--- Begin Dataset ---

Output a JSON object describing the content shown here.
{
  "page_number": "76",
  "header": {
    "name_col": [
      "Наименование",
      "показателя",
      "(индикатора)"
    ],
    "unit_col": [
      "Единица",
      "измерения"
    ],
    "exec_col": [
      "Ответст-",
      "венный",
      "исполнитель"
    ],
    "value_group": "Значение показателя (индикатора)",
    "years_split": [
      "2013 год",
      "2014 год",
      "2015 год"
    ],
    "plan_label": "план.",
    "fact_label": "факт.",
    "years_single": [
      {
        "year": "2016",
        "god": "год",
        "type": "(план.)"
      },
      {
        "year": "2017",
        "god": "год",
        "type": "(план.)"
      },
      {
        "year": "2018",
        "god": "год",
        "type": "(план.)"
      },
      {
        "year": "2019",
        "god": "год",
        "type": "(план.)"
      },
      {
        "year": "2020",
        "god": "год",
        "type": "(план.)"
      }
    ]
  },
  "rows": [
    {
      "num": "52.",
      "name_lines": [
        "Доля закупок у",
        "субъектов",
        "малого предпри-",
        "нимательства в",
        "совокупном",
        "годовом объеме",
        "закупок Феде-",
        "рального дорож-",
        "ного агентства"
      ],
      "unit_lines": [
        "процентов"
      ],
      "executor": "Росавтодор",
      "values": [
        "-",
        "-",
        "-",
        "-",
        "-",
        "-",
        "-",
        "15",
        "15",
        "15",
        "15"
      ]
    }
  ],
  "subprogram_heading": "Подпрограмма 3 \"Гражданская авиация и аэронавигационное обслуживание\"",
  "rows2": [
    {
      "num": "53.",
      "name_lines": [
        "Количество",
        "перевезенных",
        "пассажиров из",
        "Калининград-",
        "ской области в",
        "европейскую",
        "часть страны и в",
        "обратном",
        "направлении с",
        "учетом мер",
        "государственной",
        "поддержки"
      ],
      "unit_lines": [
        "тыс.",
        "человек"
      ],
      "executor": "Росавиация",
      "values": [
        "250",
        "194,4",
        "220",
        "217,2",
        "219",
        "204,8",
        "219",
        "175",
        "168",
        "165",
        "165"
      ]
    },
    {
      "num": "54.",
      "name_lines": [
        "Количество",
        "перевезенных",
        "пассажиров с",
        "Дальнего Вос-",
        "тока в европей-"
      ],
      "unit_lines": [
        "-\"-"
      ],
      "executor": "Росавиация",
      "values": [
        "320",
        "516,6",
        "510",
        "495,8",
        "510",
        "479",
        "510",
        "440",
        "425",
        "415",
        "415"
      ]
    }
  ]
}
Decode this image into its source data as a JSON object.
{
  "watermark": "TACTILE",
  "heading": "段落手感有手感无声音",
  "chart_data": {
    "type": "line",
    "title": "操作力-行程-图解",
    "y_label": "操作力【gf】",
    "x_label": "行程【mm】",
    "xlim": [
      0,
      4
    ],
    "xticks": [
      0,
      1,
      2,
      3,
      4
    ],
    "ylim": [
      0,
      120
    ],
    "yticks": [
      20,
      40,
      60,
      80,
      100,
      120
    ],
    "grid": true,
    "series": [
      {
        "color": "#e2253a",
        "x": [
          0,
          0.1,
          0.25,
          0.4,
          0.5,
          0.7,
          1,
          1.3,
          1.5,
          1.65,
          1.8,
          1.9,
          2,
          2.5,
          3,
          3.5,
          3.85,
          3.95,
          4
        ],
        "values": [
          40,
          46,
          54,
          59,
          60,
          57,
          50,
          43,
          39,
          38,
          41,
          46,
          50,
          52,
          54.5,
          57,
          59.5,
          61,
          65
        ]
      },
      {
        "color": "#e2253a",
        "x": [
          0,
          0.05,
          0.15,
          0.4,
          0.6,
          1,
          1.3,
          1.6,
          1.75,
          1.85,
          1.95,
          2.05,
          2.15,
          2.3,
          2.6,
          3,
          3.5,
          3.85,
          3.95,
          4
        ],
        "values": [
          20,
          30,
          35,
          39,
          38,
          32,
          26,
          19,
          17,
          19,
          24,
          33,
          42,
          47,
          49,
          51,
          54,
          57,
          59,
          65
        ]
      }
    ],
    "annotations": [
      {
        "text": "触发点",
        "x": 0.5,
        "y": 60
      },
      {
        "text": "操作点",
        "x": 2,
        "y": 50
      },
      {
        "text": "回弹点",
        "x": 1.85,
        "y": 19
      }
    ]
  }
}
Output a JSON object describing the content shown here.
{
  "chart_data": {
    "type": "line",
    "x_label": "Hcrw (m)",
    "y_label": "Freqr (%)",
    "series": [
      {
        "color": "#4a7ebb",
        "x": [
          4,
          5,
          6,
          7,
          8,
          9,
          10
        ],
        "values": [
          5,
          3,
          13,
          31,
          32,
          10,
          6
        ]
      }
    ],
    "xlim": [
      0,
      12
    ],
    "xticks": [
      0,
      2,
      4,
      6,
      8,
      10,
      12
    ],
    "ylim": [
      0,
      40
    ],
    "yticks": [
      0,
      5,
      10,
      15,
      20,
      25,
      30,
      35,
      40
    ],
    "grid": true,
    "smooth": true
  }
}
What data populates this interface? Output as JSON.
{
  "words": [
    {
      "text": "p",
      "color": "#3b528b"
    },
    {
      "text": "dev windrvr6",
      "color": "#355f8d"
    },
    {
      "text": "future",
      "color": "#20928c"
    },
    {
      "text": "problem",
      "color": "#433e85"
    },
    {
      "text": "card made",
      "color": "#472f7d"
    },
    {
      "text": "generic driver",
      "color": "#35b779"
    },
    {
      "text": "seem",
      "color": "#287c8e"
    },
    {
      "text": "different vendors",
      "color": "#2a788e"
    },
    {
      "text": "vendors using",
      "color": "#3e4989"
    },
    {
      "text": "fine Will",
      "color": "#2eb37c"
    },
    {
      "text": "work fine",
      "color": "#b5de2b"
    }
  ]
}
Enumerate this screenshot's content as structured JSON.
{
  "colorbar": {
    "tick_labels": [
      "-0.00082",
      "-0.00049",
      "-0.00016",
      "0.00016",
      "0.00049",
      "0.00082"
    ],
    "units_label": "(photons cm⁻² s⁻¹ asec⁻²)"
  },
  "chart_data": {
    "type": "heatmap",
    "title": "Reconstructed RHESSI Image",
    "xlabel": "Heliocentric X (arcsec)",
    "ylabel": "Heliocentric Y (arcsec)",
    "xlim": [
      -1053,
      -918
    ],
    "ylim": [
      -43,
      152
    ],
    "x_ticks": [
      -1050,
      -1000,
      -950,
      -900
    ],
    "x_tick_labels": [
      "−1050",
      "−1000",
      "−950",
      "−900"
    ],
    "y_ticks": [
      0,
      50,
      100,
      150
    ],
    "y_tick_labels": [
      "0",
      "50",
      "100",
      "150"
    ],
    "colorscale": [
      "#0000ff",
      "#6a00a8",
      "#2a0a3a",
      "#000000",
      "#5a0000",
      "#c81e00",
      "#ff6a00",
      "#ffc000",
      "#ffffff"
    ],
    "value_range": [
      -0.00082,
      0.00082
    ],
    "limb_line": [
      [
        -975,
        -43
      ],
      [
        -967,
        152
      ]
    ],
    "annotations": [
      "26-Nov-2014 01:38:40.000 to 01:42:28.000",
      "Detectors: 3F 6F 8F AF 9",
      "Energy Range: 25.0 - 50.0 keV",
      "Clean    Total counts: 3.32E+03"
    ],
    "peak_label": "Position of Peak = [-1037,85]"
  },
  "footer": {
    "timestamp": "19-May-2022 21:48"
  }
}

--- End Dataset ---

→ Problem requirements
Each of the records should be retyped exactly.

→ Expected answer
Output a JSON object describing the content shown here.
{
  "page_number": "76",
  "header": {
    "name_col": [
      "Наименование",
      "показателя",
      "(индикатора)"
    ],
    "unit_col": [
      "Единица",
      "измерения"
    ],
    "exec_col": [
      "Ответст-",
      "венный",
      "исполнитель"
    ],
    "value_group": "Значение показателя (индикатора)",
    "years_split": [
      "2013 год",
      "2014 год",
      "2015 год"
    ],
    "plan_label": "план.",
    "fact_label": "факт.",
    "years_single": [
      {
        "year": "2016",
        "god": "год",
        "type": "(план.)"
      },
      {
        "year": "2017",
        "god": "год",
        "type": "(план.)"
      },
      {
        "year": "2018",
        "god": "год",
        "type": "(план.)"
      },
      {
        "year": "2019",
        "god": "год",
        "type": "(план.)"
      },
      {
        "year": "2020",
        "god": "год",
        "type": "(план.)"
      }
    ]
  },
  "rows": [
    {
      "num": "52.",
      "name_lines": [
        "Доля закупок у",
        "субъектов",
        "малого предпри-",
        "нимательства в",
        "совокупном",
        "годовом объеме",
        "закупок Феде-",
        "рального дорож-",
        "ного агентства"
      ],
      "unit_lines": [
        "процентов"
      ],
      "executor": "Росавтодор",
      "values": [
        "-",
        "-",
        "-",
        "-",
        "-",
        "-",
        "-",
        "15",
        "15",
        "15",
        "15"
      ]
    }
  ],
  "subprogram_heading": "Подпрограмма 3 \"Гражданская авиация и аэронавигационное обслуживание\"",
  "rows2": [
    {
      "num": "53.",
      "name_lines": [
        "Количество",
        "перевезенных",
        "пассажиров из",
        "Калининград-",
        "ской области в",
        "европейскую",
        "часть страны и в",
        "обратном",
        "направлении с",
        "учетом мер",
        "государственной",
        "поддержки"
      ],
      "unit_lines": [
        "тыс.",
        "человек"
      ],
      "executor": "Росавиация",
      "values": [
        "250",
        "194,4",
        "220",
        "217,2",
        "219",
        "204,8",
        "219",
        "175",
        "168",
        "165",
        "165"
      ]
    },
    {
      "num": "54.",
      "name_lines": [
        "Количество",
        "перевезенных",
        "пассажиров с",
        "Дальнего Вос-",
        "тока в европей-"
      ],
      "unit_lines": [
        "-\"-"
      ],
      "executor": "Росавиация",
      "values": [
        "320",
        "516,6",
        "510",
        "495,8",
        "510",
        "479",
        "510",
        "440",
        "425",
        "415",
        "415"
      ]
    }
  ]
}
Decode this image into its source data as a JSON object.
{
  "watermark": "TACTILE",
  "heading": "段落手感有手感无声音",
  "chart_data": {
    "type": "line",
    "title": "操作力-行程-图解",
    "y_label": "操作力【gf】",
    "x_label": "行程【mm】",
    "xlim": [
      0,
      4
    ],
    "xticks": [
      0,
      1,
      2,
      3,
      4
    ],
    "ylim": [
      0,
      120
    ],
    "yticks": [
      20,
      40,
      60,
      80,
      100,
      120
    ],
    "grid": true,
    "series": [
      {
        "color": "#e2253a",
        "x": [
          0,
          0.1,
          0.25,
          0.4,
          0.5,
          0.7,
          1,
          1.3,
          1.5,
          1.65,
          1.8,
          1.9,
          2,
          2.5,
          3,
          3.5,
          3.85,
          3.95,
          4
        ],
        "values": [
          40,
          46,
          54,
          59,
          60,
          57,
          50,
          43,
          39,
          38,
          41,
          46,
          50,
          52,
          54.5,
          57,
          59.5,
          61,
          65
        ]
      },
      {
        "color": "#e2253a",
        "x": [
          0,
          0.05,
          0.15,
          0.4,
          0.6,
          1,
          1.3,
          1.6,
          1.75,
          1.85,
          1.95,
          2.05,
          2.15,
          2.3,
          2.6,
          3,
          3.5,
          3.85,
          3.95,
          4
        ],
        "values": [
          20,
          30,
          35,
          39,
          38,
          32,
          26,
          19,
          17,
          19,
          24,
          33,
          42,
          47,
          49,
          51,
          54,
          57,
          59,
          65
        ]
      }
    ],
    "annotations": [
      {
        "text": "触发点",
        "x": 0.5,
        "y": 60
      },
      {
        "text": "操作点",
        "x": 2,
        "y": 50
      },
      {
        "text": "回弹点",
        "x": 1.85,
        "y": 19
      }
    ]
  }
}
Output a JSON object describing the content shown here.
{
  "chart_data": {
    "type": "line",
    "x_label": "Hcrw (m)",
    "y_label": "Freqr (%)",
    "series": [
      {
        "color": "#4a7ebb",
        "x": [
          4,
          5,
          6,
          7,
          8,
          9,
          10
        ],
        "values": [
          5,
          3,
          13,
          31,
          32,
          10,
          6
        ]
      }
    ],
    "xlim": [
      0,
      12
    ],
    "xticks": [
      0,
      2,
      4,
      6,
      8,
      10,
      12
    ],
    "ylim": [
      0,
      40
    ],
    "yticks": [
      0,
      5,
      10,
      15,
      20,
      25,
      30,
      35,
      40
    ],
    "grid": true,
    "smooth": true
  }
}
What data populates this interface? Output as JSON.
{
  "words": [
    {
      "text": "p",
      "color": "#3b528b"
    },
    {
      "text": "dev windrvr6",
      "color": "#355f8d"
    },
    {
      "text": "future",
      "color": "#20928c"
    },
    {
      "text": "problem",
      "color": "#433e85"
    },
    {
      "text": "card made",
      "color": "#472f7d"
    },
    {
      "text": "generic driver",
      "color": "#35b779"
    },
    {
      "text": "seem",
      "color": "#287c8e"
    },
    {
      "text": "different vendors",
      "color": "#2a788e"
    },
    {
      "text": "vendors using",
      "color": "#3e4989"
    },
    {
      "text": "fine Will",
      "color": "#2eb37c"
    },
    {
      "text": "work fine",
      "color": "#b5de2b"
    }
  ]
}
Enumerate this screenshot's content as structured JSON.
{
  "colorbar": {
    "tick_labels": [
      "-0.00082",
      "-0.00049",
      "-0.00016",
      "0.00016",
      "0.00049",
      "0.00082"
    ],
    "units_label": "(photons cm⁻² s⁻¹ asec⁻²)"
  },
  "chart_data": {
    "type": "heatmap",
    "title": "Reconstructed RHESSI Image",
    "xlabel": "Heliocentric X (arcsec)",
    "ylabel": "Heliocentric Y (arcsec)",
    "xlim": [
      -1053,
      -918
    ],
    "ylim": [
      -43,
      152
    ],
    "x_ticks": [
      -1050,
      -1000,
      -950,
      -900
    ],
    "x_tick_labels": [
      "−1050",
      "−1000",
      "−950",
      "−900"
    ],
    "y_ticks": [
      0,
      50,
      100,
      150
    ],
    "y_tick_labels": [
      "0",
      "50",
      "100",
      "150"
    ],
    "colorscale": [
      "#0000ff",
      "#6a00a8",
      "#2a0a3a",
      "#000000",
      "#5a0000",
      "#c81e00",
      "#ff6a00",
      "#ffc000",
      "#ffffff"
    ],
    "value_range": [
      -0.00082,
      0.00082
    ],
    "limb_line": [
      [
        -975,
        -43
      ],
      [
        -967,
        152
      ]
    ],
    "annotations": [
      "26-Nov-2014 01:38:40.000 to 01:42:28.000",
      "Detectors: 3F 6F 8F AF 9",
      "Energy Range: 25.0 - 50.0 keV",
      "Clean    Total counts: 3.32E+03"
    ],
    "peak_label": "Position of Peak = [-1037,85]"
  },
  "footer": {
    "timestamp": "19-May-2022 21:48"
  }
}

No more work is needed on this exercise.